**WRITTEN INSTRUCTION**. What is the number of lines containing the string "Sisällysluettelo"? Answer with the number only.

**MATERIAL FOR THIS EXERCISE**.
━━━━━━━━━━━━━━━━━━━━━━━━━━━━━━

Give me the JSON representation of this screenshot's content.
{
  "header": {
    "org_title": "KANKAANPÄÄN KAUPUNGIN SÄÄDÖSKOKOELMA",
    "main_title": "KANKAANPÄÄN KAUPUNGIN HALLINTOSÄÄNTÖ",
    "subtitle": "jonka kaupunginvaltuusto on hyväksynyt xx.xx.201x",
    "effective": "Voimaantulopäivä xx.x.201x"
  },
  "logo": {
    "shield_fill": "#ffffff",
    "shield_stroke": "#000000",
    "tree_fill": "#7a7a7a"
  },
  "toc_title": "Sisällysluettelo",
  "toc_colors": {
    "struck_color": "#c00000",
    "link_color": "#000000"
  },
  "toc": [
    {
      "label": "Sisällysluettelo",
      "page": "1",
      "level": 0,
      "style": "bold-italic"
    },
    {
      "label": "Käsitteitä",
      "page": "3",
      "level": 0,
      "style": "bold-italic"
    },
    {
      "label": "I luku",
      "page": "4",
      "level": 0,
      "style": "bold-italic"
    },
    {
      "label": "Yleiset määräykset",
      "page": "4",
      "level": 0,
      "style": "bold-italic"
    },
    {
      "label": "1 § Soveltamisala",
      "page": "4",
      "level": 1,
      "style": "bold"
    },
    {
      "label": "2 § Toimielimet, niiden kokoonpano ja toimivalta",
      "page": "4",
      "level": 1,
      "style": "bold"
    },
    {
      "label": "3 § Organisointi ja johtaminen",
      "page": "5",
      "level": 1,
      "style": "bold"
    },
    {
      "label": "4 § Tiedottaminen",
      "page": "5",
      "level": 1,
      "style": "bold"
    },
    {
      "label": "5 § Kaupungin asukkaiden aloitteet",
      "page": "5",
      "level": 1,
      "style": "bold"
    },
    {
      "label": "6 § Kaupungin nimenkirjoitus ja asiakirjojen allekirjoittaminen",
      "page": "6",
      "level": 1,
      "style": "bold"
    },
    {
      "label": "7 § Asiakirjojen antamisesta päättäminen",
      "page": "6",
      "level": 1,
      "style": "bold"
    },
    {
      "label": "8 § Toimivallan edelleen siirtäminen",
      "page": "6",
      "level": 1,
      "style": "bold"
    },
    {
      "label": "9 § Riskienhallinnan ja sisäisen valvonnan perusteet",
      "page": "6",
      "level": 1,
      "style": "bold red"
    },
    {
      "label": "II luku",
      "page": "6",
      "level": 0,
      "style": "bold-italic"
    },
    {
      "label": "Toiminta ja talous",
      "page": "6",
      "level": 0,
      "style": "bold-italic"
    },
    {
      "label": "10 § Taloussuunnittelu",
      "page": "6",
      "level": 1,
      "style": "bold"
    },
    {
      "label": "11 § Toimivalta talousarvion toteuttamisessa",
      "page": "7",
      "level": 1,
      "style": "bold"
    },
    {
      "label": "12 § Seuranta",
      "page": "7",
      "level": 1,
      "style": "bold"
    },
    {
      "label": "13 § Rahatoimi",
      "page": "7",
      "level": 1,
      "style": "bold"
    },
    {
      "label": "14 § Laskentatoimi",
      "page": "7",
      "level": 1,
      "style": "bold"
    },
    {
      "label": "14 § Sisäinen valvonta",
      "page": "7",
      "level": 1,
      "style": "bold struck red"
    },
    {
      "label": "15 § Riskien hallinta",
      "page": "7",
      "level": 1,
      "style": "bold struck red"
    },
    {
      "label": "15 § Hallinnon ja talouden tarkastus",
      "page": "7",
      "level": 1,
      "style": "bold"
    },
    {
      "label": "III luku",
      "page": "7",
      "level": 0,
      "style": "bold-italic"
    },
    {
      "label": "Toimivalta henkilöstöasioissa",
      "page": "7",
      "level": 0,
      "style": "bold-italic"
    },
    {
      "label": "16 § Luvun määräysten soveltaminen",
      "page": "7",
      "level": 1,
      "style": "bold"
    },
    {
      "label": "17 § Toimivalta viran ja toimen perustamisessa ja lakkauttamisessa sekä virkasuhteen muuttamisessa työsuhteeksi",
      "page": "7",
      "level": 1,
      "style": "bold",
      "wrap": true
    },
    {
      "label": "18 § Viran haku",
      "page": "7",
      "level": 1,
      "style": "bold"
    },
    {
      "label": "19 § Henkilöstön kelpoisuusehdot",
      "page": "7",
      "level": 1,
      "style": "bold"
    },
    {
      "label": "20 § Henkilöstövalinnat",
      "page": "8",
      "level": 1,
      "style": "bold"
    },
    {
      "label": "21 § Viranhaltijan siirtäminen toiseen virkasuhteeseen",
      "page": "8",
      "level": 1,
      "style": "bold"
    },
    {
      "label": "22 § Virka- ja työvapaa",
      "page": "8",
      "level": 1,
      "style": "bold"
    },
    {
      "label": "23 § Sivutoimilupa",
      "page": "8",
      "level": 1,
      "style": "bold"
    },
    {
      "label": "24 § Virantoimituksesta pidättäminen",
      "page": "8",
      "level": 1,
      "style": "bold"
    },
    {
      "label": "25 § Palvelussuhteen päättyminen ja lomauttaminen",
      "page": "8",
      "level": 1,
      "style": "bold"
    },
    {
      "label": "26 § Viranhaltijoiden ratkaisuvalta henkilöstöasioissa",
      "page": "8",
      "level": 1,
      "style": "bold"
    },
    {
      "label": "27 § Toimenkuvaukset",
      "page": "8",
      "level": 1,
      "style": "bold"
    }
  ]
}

━━━━━━━━━━━━━━━━━━━━━━━━━━━━━━

**SOLUTION TO THE EXERCISE**. 2